> **DO THIS**: Extract all lines in the data that contain the word "color".

+++ RECORD LIST

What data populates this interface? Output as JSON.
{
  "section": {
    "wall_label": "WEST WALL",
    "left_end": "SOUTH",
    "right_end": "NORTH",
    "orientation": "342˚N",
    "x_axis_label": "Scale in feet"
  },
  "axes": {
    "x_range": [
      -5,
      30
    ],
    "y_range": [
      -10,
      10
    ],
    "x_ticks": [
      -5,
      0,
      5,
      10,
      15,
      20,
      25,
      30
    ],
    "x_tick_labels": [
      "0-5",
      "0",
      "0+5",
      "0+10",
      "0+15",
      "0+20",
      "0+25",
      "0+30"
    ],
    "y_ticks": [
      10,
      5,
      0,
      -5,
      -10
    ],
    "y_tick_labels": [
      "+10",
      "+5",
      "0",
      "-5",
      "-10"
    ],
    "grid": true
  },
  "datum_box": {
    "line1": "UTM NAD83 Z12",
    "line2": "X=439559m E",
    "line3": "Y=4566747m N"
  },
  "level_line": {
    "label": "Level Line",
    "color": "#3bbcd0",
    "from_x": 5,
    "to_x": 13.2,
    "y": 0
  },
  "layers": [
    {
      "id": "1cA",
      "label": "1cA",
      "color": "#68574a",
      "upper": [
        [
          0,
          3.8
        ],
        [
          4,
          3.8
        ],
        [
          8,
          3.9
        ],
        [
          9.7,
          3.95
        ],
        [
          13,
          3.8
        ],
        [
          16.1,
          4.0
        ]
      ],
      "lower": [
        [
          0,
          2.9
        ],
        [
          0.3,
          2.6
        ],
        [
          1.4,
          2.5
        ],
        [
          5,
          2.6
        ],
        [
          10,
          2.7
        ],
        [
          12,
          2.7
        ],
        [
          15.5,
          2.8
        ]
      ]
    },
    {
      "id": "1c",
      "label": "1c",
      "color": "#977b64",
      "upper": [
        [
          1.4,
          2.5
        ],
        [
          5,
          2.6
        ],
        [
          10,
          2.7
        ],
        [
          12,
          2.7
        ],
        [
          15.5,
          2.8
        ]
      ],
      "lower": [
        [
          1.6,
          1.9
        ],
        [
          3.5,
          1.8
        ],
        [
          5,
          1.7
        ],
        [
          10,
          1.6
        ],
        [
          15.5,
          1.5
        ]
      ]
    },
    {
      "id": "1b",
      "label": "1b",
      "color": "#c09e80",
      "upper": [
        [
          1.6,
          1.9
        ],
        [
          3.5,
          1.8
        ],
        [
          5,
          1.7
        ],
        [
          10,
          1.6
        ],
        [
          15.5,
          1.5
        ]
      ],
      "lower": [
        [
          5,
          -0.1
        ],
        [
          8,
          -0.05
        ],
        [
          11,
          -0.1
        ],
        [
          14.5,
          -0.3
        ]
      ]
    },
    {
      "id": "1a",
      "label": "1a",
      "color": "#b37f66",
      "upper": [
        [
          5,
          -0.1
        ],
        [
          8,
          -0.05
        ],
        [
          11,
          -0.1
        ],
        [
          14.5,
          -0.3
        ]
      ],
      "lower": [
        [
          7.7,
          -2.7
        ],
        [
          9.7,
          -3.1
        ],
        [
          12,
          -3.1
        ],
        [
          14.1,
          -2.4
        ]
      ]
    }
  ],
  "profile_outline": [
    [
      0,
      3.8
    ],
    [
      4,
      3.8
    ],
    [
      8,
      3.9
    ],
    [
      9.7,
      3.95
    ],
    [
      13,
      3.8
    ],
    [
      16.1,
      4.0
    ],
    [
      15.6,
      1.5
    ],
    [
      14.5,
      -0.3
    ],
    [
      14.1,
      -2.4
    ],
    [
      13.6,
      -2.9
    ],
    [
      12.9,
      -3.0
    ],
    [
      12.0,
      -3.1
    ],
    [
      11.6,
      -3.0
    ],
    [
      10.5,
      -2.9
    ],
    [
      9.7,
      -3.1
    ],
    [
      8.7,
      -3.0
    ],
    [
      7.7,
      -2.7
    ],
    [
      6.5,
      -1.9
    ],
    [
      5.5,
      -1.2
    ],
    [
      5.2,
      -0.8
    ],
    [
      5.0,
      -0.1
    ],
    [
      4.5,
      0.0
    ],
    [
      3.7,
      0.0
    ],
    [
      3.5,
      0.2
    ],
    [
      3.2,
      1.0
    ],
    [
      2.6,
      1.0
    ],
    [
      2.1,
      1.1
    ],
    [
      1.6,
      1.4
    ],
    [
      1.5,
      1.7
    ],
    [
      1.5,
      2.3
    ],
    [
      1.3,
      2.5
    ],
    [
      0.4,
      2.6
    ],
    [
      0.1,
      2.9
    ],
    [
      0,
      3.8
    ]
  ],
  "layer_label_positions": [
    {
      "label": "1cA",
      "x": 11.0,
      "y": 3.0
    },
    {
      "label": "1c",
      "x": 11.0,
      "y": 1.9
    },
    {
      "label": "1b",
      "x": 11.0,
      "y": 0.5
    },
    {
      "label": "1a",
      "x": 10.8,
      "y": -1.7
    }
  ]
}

++++++

> **OUTPUT OF THE EXERCISE**:
    "color": "#3bbcd0",
      "color": "#68574a",
      "color": "#977b64",
      "color": "#c09e80",
      "color": "#b37f66",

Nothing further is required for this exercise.